Goal of the exercise: Could you give the data below again, exactly and completely?

****************************************

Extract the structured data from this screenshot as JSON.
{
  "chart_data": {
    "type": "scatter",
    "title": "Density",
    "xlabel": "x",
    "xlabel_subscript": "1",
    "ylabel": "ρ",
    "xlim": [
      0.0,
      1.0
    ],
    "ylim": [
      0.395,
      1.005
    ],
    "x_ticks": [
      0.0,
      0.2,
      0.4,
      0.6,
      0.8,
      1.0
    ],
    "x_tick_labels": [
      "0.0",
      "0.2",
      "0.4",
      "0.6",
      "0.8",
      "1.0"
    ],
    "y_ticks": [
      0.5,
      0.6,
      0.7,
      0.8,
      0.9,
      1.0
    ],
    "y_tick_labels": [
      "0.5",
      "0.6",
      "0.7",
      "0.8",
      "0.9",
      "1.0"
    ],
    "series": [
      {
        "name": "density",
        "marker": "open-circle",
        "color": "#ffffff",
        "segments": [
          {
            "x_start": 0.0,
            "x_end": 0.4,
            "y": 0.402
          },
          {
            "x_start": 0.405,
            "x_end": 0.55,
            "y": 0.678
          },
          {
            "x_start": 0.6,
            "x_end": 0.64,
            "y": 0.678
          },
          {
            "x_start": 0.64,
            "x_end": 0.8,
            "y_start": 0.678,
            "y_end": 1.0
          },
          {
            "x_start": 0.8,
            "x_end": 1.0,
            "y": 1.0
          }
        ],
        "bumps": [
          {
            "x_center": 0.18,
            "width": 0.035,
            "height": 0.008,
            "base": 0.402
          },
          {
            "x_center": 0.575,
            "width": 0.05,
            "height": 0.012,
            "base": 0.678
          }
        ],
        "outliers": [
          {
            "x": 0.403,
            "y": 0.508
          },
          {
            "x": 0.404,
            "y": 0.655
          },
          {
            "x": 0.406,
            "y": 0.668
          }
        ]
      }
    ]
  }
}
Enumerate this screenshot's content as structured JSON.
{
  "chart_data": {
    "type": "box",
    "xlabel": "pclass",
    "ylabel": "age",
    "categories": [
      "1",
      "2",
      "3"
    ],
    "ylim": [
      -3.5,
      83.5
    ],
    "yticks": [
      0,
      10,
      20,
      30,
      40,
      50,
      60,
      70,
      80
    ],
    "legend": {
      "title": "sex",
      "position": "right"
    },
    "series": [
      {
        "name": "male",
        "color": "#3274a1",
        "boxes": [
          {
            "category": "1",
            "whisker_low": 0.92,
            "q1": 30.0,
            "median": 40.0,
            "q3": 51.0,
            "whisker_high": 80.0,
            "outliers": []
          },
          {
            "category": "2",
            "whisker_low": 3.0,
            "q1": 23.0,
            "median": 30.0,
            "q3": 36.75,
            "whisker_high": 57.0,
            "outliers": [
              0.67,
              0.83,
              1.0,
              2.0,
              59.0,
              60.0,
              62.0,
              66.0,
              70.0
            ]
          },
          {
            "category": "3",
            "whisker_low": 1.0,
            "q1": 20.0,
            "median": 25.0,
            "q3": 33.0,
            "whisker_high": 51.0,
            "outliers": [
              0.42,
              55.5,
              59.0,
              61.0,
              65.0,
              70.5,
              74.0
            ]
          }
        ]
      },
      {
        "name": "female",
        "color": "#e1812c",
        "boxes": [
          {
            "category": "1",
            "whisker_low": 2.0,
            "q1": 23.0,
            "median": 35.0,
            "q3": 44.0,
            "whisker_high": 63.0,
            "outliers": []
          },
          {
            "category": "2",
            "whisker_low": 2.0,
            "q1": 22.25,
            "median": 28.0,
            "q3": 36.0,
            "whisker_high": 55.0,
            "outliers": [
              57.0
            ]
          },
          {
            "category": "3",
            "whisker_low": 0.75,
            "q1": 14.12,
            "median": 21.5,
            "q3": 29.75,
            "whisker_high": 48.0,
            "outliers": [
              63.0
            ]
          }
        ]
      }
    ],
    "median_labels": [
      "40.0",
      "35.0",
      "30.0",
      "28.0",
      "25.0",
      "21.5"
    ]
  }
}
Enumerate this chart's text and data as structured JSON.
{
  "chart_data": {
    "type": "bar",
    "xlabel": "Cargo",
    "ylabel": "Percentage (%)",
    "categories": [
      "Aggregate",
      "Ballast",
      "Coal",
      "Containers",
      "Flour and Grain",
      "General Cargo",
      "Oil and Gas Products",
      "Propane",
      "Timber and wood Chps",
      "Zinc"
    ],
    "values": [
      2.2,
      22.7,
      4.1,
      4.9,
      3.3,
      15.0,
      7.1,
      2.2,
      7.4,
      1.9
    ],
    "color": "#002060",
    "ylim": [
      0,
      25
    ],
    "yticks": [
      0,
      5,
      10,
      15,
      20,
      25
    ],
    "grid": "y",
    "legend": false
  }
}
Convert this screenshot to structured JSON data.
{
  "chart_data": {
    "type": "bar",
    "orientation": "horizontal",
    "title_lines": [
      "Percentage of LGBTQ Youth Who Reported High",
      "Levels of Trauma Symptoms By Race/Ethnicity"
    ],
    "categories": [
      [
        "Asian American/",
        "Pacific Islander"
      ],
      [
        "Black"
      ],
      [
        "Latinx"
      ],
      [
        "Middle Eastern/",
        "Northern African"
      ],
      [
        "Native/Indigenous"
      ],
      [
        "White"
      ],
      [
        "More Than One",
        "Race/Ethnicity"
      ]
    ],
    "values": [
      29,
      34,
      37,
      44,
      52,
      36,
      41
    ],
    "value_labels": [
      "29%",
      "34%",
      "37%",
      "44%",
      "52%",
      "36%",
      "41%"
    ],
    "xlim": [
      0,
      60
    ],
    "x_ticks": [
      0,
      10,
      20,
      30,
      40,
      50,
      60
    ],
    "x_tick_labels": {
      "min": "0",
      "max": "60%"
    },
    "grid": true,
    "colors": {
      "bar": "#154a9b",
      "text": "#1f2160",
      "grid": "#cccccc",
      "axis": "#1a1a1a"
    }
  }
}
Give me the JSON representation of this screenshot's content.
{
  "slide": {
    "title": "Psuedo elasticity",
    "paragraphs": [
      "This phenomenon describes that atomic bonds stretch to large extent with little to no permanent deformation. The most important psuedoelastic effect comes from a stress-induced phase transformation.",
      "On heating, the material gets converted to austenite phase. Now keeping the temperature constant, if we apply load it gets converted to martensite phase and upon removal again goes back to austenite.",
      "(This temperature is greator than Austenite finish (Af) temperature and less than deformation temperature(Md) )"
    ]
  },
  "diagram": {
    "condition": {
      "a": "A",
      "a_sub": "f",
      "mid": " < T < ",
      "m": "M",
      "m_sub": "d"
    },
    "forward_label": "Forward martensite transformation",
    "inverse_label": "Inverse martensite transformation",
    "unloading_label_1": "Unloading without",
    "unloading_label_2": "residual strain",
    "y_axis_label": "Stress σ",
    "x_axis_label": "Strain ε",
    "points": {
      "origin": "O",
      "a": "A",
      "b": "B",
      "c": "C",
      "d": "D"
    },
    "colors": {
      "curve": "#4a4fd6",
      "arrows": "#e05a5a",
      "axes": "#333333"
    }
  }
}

****************************************

Expected output:
Extract the structured data from this screenshot as JSON.
{
  "chart_data": {
    "type": "scatter",
    "title": "Density",
    "xlabel": "x",
    "xlabel_subscript": "1",
    "ylabel": "ρ",
    "xlim": [
      0.0,
      1.0
    ],
    "ylim": [
      0.395,
      1.005
    ],
    "x_ticks": [
      0.0,
      0.2,
      0.4,
      0.6,
      0.8,
      1.0
    ],
    "x_tick_labels": [
      "0.0",
      "0.2",
      "0.4",
      "0.6",
      "0.8",
      "1.0"
    ],
    "y_ticks": [
      0.5,
      0.6,
      0.7,
      0.8,
      0.9,
      1.0
    ],
    "y_tick_labels": [
      "0.5",
      "0.6",
      "0.7",
      "0.8",
      "0.9",
      "1.0"
    ],
    "series": [
      {
        "name": "density",
        "marker": "open-circle",
        "color": "#ffffff",
        "segments": [
          {
            "x_start": 0.0,
            "x_end": 0.4,
            "y": 0.402
          },
          {
            "x_start": 0.405,
            "x_end": 0.55,
            "y": 0.678
          },
          {
            "x_start": 0.6,
            "x_end": 0.64,
            "y": 0.678
          },
          {
            "x_start": 0.64,
            "x_end": 0.8,
            "y_start": 0.678,
            "y_end": 1.0
          },
          {
            "x_start": 0.8,
            "x_end": 1.0,
            "y": 1.0
          }
        ],
        "bumps": [
          {
            "x_center": 0.18,
            "width": 0.035,
            "height": 0.008,
            "base": 0.402
          },
          {
            "x_center": 0.575,
            "width": 0.05,
            "height": 0.012,
            "base": 0.678
          }
        ],
        "outliers": [
          {
            "x": 0.403,
            "y": 0.508
          },
          {
            "x": 0.404,
            "y": 0.655
          },
          {
            "x": 0.406,
            "y": 0.668
          }
        ]
      }
    ]
  }
}
Enumerate this screenshot's content as structured JSON.
{
  "chart_data": {
    "type": "box",
    "xlabel": "pclass",
    "ylabel": "age",
    "categories": [
      "1",
      "2",
      "3"
    ],
    "ylim": [
      -3.5,
      83.5
    ],
    "yticks": [
      0,
      10,
      20,
      30,
      40,
      50,
      60,
      70,
      80
    ],
    "legend": {
      "title": "sex",
      "position": "right"
    },
    "series": [
      {
        "name": "male",
        "color": "#3274a1",
        "boxes": [
          {
            "category": "1",
            "whisker_low": 0.92,
            "q1": 30.0,
            "median": 40.0,
            "q3": 51.0,
            "whisker_high": 80.0,
            "outliers": []
          },
          {
            "category": "2",
            "whisker_low": 3.0,
            "q1": 23.0,
            "median": 30.0,
            "q3": 36.75,
            "whisker_high": 57.0,
            "outliers": [
              0.67,
              0.83,
              1.0,
              2.0,
              59.0,
              60.0,
              62.0,
              66.0,
              70.0
            ]
          },
          {
            "category": "3",
            "whisker_low": 1.0,
            "q1": 20.0,
            "median": 25.0,
            "q3": 33.0,
            "whisker_high": 51.0,
            "outliers": [
              0.42,
              55.5,
              59.0,
              61.0,
              65.0,
              70.5,
              74.0
            ]
          }
        ]
      },
      {
        "name": "female",
        "color": "#e1812c",
        "boxes": [
          {
            "category": "1",
            "whisker_low": 2.0,
            "q1": 23.0,
            "median": 35.0,
            "q3": 44.0,
            "whisker_high": 63.0,
            "outliers": []
          },
          {
            "category": "2",
            "whisker_low": 2.0,
            "q1": 22.25,
            "median": 28.0,
            "q3": 36.0,
            "whisker_high": 55.0,
            "outliers": [
              57.0
            ]
          },
          {
            "category": "3",
            "whisker_low": 0.75,
            "q1": 14.12,
            "median": 21.5,
            "q3": 29.75,
            "whisker_high": 48.0,
            "outliers": [
              63.0
            ]
          }
        ]
      }
    ],
    "median_labels": [
      "40.0",
      "35.0",
      "30.0",
      "28.0",
      "25.0",
      "21.5"
    ]
  }
}
Enumerate this chart's text and data as structured JSON.
{
  "chart_data": {
    "type": "bar",
    "xlabel": "Cargo",
    "ylabel": "Percentage (%)",
    "categories": [
      "Aggregate",
      "Ballast",
      "Coal",
      "Containers",
      "Flour and Grain",
      "General Cargo",
      "Oil and Gas Products",
      "Propane",
      "Timber and wood Chps",
      "Zinc"
    ],
    "values": [
      2.2,
      22.7,
      4.1,
      4.9,
      3.3,
      15.0,
      7.1,
      2.2,
      7.4,
      1.9
    ],
    "color": "#002060",
    "ylim": [
      0,
      25
    ],
    "yticks": [
      0,
      5,
      10,
      15,
      20,
      25
    ],
    "grid": "y",
    "legend": false
  }
}
Convert this screenshot to structured JSON data.
{
  "chart_data": {
    "type": "bar",
    "orientation": "horizontal",
    "title_lines": [
      "Percentage of LGBTQ Youth Who Reported High",
      "Levels of Trauma Symptoms By Race/Ethnicity"
    ],
    "categories": [
      [
        "Asian American/",
        "Pacific Islander"
      ],
      [
        "Black"
      ],
      [
        "Latinx"
      ],
      [
        "Middle Eastern/",
        "Northern African"
      ],
      [
        "Native/Indigenous"
      ],
      [
        "White"
      ],
      [
        "More Than One",
        "Race/Ethnicity"
      ]
    ],
    "values": [
      29,
      34,
      37,
      44,
      52,
      36,
      41
    ],
    "value_labels": [
      "29%",
      "34%",
      "37%",
      "44%",
      "52%",
      "36%",
      "41%"
    ],
    "xlim": [
      0,
      60
    ],
    "x_ticks": [
      0,
      10,
      20,
      30,
      40,
      50,
      60
    ],
    "x_tick_labels": {
      "min": "0",
      "max": "60%"
    },
    "grid": true,
    "colors": {
      "bar": "#154a9b",
      "text": "#1f2160",
      "grid": "#cccccc",
      "axis": "#1a1a1a"
    }
  }
}
Give me the JSON representation of this screenshot's content.
{
  "slide": {
    "title": "Psuedo elasticity",
    "paragraphs": [
      "This phenomenon describes that atomic bonds stretch to large extent with little to no permanent deformation. The most important psuedoelastic effect comes from a stress-induced phase transformation.",
      "On heating, the material gets converted to austenite phase. Now keeping the temperature constant, if we apply load it gets converted to martensite phase and upon removal again goes back to austenite.",
      "(This temperature is greator than Austenite finish (Af) temperature and less than deformation temperature(Md) )"
    ]
  },
  "diagram": {
    "condition": {
      "a": "A",
      "a_sub": "f",
      "mid": " < T < ",
      "m": "M",
      "m_sub": "d"
    },
    "forward_label": "Forward martensite transformation",
    "inverse_label": "Inverse martensite transformation",
    "unloading_label_1": "Unloading without",
    "unloading_label_2": "residual strain",
    "y_axis_label": "Stress σ",
    "x_axis_label": "Strain ε",
    "points": {
      "origin": "O",
      "a": "A",
      "b": "B",
      "c": "C",
      "d": "D"
    },
    "colors": {
      "curve": "#4a4fd6",
      "arrows": "#e05a5a",
      "axes": "#333333"
    }
  }
}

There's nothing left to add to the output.